**Your task**
Can you restate the records below word for word?

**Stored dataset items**
** BEGIN **

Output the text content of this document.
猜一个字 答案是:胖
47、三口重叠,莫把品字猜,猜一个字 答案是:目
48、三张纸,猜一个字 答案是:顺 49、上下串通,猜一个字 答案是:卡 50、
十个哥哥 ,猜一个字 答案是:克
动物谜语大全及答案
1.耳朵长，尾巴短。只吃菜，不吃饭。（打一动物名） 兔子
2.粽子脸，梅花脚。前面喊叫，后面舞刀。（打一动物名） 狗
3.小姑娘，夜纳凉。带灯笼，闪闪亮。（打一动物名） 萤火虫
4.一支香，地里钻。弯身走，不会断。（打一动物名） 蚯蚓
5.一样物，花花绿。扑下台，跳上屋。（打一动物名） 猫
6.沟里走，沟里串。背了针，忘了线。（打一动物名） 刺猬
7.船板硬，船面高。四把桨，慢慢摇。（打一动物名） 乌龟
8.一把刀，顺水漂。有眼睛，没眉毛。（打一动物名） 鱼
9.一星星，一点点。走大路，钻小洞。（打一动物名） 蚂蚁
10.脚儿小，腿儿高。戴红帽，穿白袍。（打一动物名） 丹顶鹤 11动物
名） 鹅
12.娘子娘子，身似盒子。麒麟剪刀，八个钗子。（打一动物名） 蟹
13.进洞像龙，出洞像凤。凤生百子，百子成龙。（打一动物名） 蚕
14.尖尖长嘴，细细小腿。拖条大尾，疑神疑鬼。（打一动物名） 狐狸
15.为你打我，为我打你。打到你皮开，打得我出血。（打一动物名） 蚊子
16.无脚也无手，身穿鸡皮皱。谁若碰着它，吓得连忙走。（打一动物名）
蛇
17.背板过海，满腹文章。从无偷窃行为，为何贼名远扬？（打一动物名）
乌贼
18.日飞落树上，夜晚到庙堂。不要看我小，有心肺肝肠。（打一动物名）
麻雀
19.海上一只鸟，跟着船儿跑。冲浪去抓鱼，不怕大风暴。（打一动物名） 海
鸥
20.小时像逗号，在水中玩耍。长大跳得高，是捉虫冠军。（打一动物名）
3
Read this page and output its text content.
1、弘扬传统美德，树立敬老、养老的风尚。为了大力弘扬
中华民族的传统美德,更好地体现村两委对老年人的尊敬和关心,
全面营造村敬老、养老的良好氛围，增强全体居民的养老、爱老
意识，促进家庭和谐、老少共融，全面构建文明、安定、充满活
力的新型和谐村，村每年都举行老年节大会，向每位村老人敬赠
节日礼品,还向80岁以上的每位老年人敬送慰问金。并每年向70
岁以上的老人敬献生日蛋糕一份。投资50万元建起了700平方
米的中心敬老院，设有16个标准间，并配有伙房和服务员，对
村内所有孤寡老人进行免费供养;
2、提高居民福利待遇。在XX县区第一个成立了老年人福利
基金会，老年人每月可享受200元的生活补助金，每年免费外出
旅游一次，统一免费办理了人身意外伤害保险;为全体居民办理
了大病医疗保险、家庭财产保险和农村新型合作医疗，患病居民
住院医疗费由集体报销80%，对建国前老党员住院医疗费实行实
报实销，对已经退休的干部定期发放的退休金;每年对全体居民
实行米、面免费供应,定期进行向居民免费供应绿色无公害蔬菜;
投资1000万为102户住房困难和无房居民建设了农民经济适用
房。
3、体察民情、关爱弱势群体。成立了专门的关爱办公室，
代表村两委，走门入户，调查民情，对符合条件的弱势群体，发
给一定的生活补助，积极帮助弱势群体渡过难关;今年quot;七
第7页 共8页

** END **

**Output below**
Output the text content of this document.
猜一个字 答案是:胖
47、三口重叠,莫把品字猜,猜一个字 答案是:目
48、三张纸,猜一个字 答案是:顺 49、上下串通,猜一个字 答案是:卡 50、
十个哥哥 ,猜一个字 答案是:克
动物谜语大全及答案
1.耳朵长，尾巴短。只吃菜，不吃饭。（打一动物名） 兔子
2.粽子脸，梅花脚。前面喊叫，后面舞刀。（打一动物名） 狗
3.小姑娘，夜纳凉。带灯笼，闪闪亮。（打一动物名） 萤火虫
4.一支香，地里钻。弯身走，不会断。（打一动物名） 蚯蚓
5.一样物，花花绿。扑下台，跳上屋。（打一动物名） 猫
6.沟里走，沟里串。背了针，忘了线。（打一动物名） 刺猬
7.船板硬，船面高。四把桨，慢慢摇。（打一动物名） 乌龟
8.一把刀，顺水漂。有眼睛，没眉毛。（打一动物名） 鱼
9.一星星，一点点。走大路，钻小洞。（打一动物名） 蚂蚁
10.脚儿小，腿儿高。戴红帽，穿白袍。（打一动物名） 丹顶鹤 11动物
名） 鹅
12.娘子娘子，身似盒子。麒麟剪刀，八个钗子。（打一动物名） 蟹
13.进洞像龙，出洞像凤。凤生百子，百子成龙。（打一动物名） 蚕
14.尖尖长嘴，细细小腿。拖条大尾，疑神疑鬼。（打一动物名） 狐狸
15.为你打我，为我打你。打到你皮开，打得我出血。（打一动物名） 蚊子
16.无脚也无手，身穿鸡皮皱。谁若碰着它，吓得连忙走。（打一动物名）
蛇
17.背板过海，满腹文章。从无偷窃行为，为何贼名远扬？（打一动物名）
乌贼
18.日飞落树上，夜晚到庙堂。不要看我小，有心肺肝肠。（打一动物名）
麻雀
19.海上一只鸟，跟着船儿跑。冲浪去抓鱼，不怕大风暴。（打一动物名） 海
鸥
20.小时像逗号，在水中玩耍。长大跳得高，是捉虫冠军。（打一动物名）
3
Read this page and output its text content.
1、弘扬传统美德，树立敬老、养老的风尚。为了大力弘扬
中华民族的传统美德,更好地体现村两委对老年人的尊敬和关心,
全面营造村敬老、养老的良好氛围，增强全体居民的养老、爱老
意识，促进家庭和谐、老少共融，全面构建文明、安定、充满活
力的新型和谐村，村每年都举行老年节大会，向每位村老人敬赠
节日礼品,还向80岁以上的每位老年人敬送慰问金。并每年向70
岁以上的老人敬献生日蛋糕一份。投资50万元建起了700平方
米的中心敬老院，设有16个标准间，并配有伙房和服务员，对
村内所有孤寡老人进行免费供养;
2、提高居民福利待遇。在XX县区第一个成立了老年人福利
基金会，老年人每月可享受200元的生活补助金，每年免费外出
旅游一次，统一免费办理了人身意外伤害保险;为全体居民办理
了大病医疗保险、家庭财产保险和农村新型合作医疗，患病居民
住院医疗费由集体报销80%，对建国前老党员住院医疗费实行实
报实销，对已经退休的干部定期发放的退休金;每年对全体居民
实行米、面免费供应,定期进行向居民免费供应绿色无公害蔬菜;
投资1000万为102户住房困难和无房居民建设了农民经济适用
房。
3、体察民情、关爱弱势群体。成立了专门的关爱办公室，
代表村两委，走门入户，调查民情，对符合条件的弱势群体，发
给一定的生活补助，积极帮助弱势群体渡过难关;今年quot;七
第7页 共8页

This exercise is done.